Task details: What lines below hold the string "smoky"? Copy them all.

++++++++++++++++++++

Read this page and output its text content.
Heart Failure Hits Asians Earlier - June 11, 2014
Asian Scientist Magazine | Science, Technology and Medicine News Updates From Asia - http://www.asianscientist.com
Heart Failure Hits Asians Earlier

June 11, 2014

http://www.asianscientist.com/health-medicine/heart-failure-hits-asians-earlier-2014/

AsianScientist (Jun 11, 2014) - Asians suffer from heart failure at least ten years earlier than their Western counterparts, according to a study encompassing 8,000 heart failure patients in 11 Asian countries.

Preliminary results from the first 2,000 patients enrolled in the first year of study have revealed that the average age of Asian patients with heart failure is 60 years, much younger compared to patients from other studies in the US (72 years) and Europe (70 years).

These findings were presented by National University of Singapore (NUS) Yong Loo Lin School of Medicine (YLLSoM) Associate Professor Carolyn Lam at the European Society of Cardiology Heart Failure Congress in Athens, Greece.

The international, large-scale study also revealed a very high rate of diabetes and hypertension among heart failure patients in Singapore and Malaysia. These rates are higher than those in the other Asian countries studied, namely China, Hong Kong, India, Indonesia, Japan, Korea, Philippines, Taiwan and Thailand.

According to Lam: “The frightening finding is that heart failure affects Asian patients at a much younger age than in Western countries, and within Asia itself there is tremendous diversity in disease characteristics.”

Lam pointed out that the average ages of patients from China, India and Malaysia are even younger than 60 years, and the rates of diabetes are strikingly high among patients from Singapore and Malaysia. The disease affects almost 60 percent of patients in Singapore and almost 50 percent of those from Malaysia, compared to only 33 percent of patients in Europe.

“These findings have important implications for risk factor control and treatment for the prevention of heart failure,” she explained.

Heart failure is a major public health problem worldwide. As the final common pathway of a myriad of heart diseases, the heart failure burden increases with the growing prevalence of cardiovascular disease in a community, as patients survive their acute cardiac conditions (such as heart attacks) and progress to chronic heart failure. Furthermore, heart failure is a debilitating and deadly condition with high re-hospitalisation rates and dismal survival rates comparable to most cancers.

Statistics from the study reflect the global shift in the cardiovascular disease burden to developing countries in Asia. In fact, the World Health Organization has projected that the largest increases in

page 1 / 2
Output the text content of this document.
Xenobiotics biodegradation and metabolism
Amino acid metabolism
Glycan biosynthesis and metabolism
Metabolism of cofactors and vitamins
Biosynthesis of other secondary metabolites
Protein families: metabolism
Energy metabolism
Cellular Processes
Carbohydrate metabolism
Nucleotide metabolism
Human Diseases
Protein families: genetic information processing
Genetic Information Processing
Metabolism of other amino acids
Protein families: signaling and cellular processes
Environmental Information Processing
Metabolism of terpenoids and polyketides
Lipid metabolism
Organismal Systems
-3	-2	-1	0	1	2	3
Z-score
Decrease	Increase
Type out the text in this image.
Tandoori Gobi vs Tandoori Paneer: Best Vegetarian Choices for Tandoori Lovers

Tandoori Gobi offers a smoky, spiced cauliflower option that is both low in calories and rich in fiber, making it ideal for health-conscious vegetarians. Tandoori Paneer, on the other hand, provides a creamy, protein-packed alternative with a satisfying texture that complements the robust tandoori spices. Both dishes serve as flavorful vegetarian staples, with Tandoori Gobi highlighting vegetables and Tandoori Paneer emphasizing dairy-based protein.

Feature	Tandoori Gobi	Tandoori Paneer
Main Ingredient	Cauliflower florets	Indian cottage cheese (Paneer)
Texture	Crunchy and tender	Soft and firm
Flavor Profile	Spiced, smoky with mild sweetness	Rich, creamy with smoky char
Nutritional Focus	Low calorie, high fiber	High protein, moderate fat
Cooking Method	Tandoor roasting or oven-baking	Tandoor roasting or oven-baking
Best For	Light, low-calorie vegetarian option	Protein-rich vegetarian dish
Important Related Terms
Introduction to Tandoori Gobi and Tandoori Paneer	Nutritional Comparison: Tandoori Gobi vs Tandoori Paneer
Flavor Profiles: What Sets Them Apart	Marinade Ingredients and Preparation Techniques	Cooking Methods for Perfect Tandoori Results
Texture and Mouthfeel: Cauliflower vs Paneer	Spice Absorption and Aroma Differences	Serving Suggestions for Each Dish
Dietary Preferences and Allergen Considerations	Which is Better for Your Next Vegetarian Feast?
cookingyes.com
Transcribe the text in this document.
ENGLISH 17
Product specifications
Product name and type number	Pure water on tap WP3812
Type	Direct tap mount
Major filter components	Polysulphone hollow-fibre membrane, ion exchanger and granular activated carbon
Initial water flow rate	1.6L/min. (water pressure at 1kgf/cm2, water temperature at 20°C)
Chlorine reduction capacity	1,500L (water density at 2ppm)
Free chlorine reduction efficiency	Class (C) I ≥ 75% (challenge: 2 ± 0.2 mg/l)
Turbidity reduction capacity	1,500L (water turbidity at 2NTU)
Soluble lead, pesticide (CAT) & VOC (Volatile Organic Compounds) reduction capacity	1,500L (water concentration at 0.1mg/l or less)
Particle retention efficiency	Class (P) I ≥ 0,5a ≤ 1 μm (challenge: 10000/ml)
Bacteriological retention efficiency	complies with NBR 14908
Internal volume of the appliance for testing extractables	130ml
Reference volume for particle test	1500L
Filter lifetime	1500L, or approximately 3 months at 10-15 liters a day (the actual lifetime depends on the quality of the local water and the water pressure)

++++++++++++++++++++

Task result:
Tandoori Gobi offers a smoky, spiced cauliflower option that is both low in calories and rich in fiber, making it ideal for health-conscious vegetarians. Tandoori Paneer, on the other hand, provides a creamy, protein-packed alternative with a satisfying texture that complements the robust tandoori spices. Both dishes serve as flavorful vegetarian staples, with Tandoori Gobi highlighting vegetables and Tandoori Paneer emphasizing dairy-based protein.
Flavor Profile	Spiced, smoky with mild sweetness	Rich, creamy with smoky char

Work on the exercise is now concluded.